Bereitgestellter Auszug:

§

Das Prinzip ist dabei im Grunde simpel: Verknappung. Um Aufmerksamkeit zu erzeugen, geht es jedoch nicht nur um weniger Stoff und mehr Haut. Weil es vor den Veranstaltungen nur wenige Informationen gibt, fangen die Fans der Marke an zu rätseln: Wer läuft mit? Was wird gezeigt? "Die Begehrlichkeit muss durch einen Spannungsbogen weiter aufgebaut werden", sagt Tobias Langner: Erst komme die Verknappung, dann der große Knall.

Das gilt auch für die jährlichen Shows, für die es nur wenige Plätze gibt. Einige sind für Promis reserviert, um dem Schaulaufen der Topmodels einen entsprechenden Rahmen zu geben. Der Rest geht an Medienvertreter. 1000 Plätze waren beispielsweise 2012 für sie reserviert, Anmeldungen gab es jedoch laut einem Unternehmenssprecher mehr als zehnmal so viele.

Victoria's Secret sendet damit eine klare Botschaft: Du bist dabei, du gehörst dazu. Es ist das Prinzip, dass auch der iPhone-Hersteller Apple anwendet. Negative Berichterstattung soll dort auch schon mal dazu führen, dass man nicht mehr eingeladen wird. Wer dabei sein will, berichtet also lieber positiv, wenn er es nicht sowieso schon tut, weil er ein so genannter Fanboy ist und die Marke liebt.

Das hilft, die weltweite Berichterstattung zu beeinflussen. Trotzdem sollte man nichts dem Zufall überlassen. Das erlebte die Unterwäsche-Marke 2004. Als Janet Jackson beim Superbowl live im Fernsehen ihren Brust entblößte, ging ein Aufschrei der amerikanischen Sittenwächter durchs Land. Der "Nippelgate" war wochenlang Thema. Vorsichtshalber sagte Victoria's Secret die eigene Show lieber ab.

Dabei sind unerwünschte Bilder auf dem Bildschirm so gut wie ausgeschlossen. Zweimal wird die Sendung nacheinander aufgezeichnet - um am Ende perfekte Bilder für das Fernsehspektakel zu haben.

§

Pflichtaufgabe 1:
Wie viele Plätze waren 2012 laut dem Auszug über Victoria's Secret für Medienvertreter reserviert?
Pflichtaufgabe 2:
Schreib die Datensätze von ihrem Anfang bis einschließlich der Zeile mit "legend-icon (140, 397, 156, 413)" neu und setze dabei überall "event-point" anstelle von "event-marker". Alles andere bleibt unverändert.

§

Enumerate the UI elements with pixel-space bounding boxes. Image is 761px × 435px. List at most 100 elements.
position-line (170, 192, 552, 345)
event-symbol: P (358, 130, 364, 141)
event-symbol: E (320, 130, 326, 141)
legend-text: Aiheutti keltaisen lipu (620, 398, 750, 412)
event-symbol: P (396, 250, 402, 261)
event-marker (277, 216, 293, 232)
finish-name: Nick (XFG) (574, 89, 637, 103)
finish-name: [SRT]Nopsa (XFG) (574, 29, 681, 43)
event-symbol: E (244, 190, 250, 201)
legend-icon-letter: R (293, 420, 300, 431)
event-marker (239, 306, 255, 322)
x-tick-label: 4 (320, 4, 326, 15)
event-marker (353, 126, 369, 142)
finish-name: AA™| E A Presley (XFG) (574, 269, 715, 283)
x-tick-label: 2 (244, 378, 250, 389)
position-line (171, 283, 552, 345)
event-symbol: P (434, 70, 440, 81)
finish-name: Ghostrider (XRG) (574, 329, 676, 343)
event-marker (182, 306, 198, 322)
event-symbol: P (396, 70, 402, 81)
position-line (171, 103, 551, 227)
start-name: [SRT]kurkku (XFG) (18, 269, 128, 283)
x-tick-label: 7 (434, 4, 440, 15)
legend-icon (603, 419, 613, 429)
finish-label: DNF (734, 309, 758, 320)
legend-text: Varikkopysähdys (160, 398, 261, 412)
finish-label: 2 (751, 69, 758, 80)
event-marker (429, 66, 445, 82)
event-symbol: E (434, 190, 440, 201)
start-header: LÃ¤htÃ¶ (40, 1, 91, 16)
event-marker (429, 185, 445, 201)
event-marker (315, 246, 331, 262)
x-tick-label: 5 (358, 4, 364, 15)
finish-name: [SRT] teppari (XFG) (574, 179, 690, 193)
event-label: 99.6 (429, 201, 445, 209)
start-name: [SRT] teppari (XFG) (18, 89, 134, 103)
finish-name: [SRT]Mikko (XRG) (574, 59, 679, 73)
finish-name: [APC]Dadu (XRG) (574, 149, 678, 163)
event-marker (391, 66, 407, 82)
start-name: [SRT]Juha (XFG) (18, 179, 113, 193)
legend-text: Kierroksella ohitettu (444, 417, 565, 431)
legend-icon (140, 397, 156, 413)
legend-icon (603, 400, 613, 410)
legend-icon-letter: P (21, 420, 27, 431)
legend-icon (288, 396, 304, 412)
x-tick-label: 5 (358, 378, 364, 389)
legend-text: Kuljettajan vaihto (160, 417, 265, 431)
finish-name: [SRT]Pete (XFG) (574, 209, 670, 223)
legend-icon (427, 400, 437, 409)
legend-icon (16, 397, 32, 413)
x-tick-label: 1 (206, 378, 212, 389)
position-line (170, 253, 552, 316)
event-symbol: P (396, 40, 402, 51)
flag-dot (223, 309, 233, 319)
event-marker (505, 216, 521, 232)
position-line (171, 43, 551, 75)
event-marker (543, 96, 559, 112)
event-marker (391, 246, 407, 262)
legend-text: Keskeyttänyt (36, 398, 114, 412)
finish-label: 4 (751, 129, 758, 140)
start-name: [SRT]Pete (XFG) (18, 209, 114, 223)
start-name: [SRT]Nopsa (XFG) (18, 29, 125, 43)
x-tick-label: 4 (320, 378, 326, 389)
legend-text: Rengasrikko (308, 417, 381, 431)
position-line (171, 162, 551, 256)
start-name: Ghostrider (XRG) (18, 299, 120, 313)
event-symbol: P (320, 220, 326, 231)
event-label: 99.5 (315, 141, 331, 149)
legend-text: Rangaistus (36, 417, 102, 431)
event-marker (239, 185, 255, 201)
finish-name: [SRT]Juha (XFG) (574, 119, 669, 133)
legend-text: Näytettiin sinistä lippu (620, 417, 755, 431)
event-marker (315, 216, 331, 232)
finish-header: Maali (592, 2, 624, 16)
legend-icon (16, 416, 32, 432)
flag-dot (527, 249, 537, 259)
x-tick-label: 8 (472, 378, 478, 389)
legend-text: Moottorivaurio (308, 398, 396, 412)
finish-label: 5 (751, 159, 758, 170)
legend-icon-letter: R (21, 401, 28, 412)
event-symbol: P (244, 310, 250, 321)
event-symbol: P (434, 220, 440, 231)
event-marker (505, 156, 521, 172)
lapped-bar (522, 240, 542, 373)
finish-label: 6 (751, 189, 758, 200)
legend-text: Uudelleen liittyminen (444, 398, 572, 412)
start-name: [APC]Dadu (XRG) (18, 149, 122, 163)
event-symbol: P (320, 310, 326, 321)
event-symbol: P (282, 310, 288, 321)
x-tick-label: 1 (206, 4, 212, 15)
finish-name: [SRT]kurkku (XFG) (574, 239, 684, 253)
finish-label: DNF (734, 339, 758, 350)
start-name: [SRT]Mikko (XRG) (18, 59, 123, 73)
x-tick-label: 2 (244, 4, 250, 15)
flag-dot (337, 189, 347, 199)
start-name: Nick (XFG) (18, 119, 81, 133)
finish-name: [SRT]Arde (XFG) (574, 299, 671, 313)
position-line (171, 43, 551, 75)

§

Vollständige Antwort 1:
1000 Plätze.

Vollständige Antwort 2:
Enumerate the UI elements with pixel-space bounding boxes. Image is 761px × 435px. List at most 100 elements.
position-line (170, 192, 552, 345)
event-symbol: P (358, 130, 364, 141)
event-symbol: E (320, 130, 326, 141)
legend-text: Aiheutti keltaisen lipu (620, 398, 750, 412)
event-symbol: P (396, 250, 402, 261)
event-point (277, 216, 293, 232)
finish-name: Nick (XFG) (574, 89, 637, 103)
finish-name: [SRT]Nopsa (XFG) (574, 29, 681, 43)
event-symbol: E (244, 190, 250, 201)
legend-icon-letter: R (293, 420, 300, 431)
event-point (239, 306, 255, 322)
x-tick-label: 4 (320, 4, 326, 15)
event-point (353, 126, 369, 142)
finish-name: AA™| E A Presley (XFG) (574, 269, 715, 283)
x-tick-label: 2 (244, 378, 250, 389)
position-line (171, 283, 552, 345)
event-symbol: P (434, 70, 440, 81)
finish-name: Ghostrider (XRG) (574, 329, 676, 343)
event-point (182, 306, 198, 322)
event-symbol: P (396, 70, 402, 81)
position-line (171, 103, 551, 227)
start-name: [SRT]kurkku (XFG) (18, 269, 128, 283)
x-tick-label: 7 (434, 4, 440, 15)
legend-icon (603, 419, 613, 429)
finish-label: DNF (734, 309, 758, 320)
legend-text: Varikkopysähdys (160, 398, 261, 412)
finish-label: 2 (751, 69, 758, 80)
event-point (429, 66, 445, 82)
event-symbol: E (434, 190, 440, 201)
start-header: LÃ¤htÃ¶ (40, 1, 91, 16)
event-point (429, 185, 445, 201)
event-point (315, 246, 331, 262)
x-tick-label: 5 (358, 4, 364, 15)
finish-name: [SRT] teppari (XFG) (574, 179, 690, 193)
event-label: 99.6 (429, 201, 445, 209)
start-name: [SRT] teppari (XFG) (18, 89, 134, 103)
finish-name: [SRT]Mikko (XRG) (574, 59, 679, 73)
finish-name: [APC]Dadu (XRG) (574, 149, 678, 163)
event-point (391, 66, 407, 82)
start-name: [SRT]Juha (XFG) (18, 179, 113, 193)
legend-text: Kierroksella ohitettu (444, 417, 565, 431)
legend-icon (140, 397, 156, 413)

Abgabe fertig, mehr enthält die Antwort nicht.